_WHAT THE TASK REQUIRES_: Look at the entries below and reproduce them exactly.

_INFORMATION PROVIDED_:
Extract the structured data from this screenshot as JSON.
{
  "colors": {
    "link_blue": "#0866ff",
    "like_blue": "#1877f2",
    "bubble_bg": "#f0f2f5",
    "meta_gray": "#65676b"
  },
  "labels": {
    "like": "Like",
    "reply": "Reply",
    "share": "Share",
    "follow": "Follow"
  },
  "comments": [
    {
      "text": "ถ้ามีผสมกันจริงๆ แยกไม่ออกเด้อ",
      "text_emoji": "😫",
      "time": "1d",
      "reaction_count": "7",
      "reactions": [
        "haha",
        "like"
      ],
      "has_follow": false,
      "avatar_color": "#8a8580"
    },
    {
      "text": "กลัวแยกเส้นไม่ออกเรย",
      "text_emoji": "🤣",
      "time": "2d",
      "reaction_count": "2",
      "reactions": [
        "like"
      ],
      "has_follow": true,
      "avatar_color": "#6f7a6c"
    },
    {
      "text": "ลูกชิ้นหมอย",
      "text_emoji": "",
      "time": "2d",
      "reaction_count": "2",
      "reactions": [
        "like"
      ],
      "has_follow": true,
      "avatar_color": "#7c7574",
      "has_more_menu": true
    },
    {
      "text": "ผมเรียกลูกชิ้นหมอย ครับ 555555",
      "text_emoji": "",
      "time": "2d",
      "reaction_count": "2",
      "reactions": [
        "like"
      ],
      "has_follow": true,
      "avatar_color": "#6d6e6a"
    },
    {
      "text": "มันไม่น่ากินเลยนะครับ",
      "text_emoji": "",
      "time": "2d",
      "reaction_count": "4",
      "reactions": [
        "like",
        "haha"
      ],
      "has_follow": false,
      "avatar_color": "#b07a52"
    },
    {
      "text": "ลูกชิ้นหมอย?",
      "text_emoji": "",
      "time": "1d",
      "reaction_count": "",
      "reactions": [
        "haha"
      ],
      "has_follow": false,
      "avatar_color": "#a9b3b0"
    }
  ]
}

_THE RESPONSE_:
Extract the structured data from this screenshot as JSON.
{
  "colors": {
    "link_blue": "#0866ff",
    "like_blue": "#1877f2",
    "bubble_bg": "#f0f2f5",
    "meta_gray": "#65676b"
  },
  "labels": {
    "like": "Like",
    "reply": "Reply",
    "share": "Share",
    "follow": "Follow"
  },
  "comments": [
    {
      "text": "ถ้ามีผสมกันจริงๆ แยกไม่ออกเด้อ",
      "text_emoji": "😫",
      "time": "1d",
      "reaction_count": "7",
      "reactions": [
        "haha",
        "like"
      ],
      "has_follow": false,
      "avatar_color": "#8a8580"
    },
    {
      "text": "กลัวแยกเส้นไม่ออกเรย",
      "text_emoji": "🤣",
      "time": "2d",
      "reaction_count": "2",
      "reactions": [
        "like"
      ],
      "has_follow": true,
      "avatar_color": "#6f7a6c"
    },
    {
      "text": "ลูกชิ้นหมอย",
      "text_emoji": "",
      "time": "2d",
      "reaction_count": "2",
      "reactions": [
        "like"
      ],
      "has_follow": true,
      "avatar_color": "#7c7574",
      "has_more_menu": true
    },
    {
      "text": "ผมเรียกลูกชิ้นหมอย ครับ 555555",
      "text_emoji": "",
      "time": "2d",
      "reaction_count": "2",
      "reactions": [
        "like"
      ],
      "has_follow": true,
      "avatar_color": "#6d6e6a"
    },
    {
      "text": "มันไม่น่ากินเลยนะครับ",
      "text_emoji": "",
      "time": "2d",
      "reaction_count": "4",
      "reactions": [
        "like",
        "haha"
      ],
      "has_follow": false,
      "avatar_color": "#b07a52"
    },
    {
      "text": "ลูกชิ้นหมอย?",
      "text_emoji": "",
      "time": "1d",
      "reaction_count": "",
      "reactions": [
        "haha"
      ],
      "has_follow": false,
      "avatar_color": "#a9b3b0"
    }
  ]
}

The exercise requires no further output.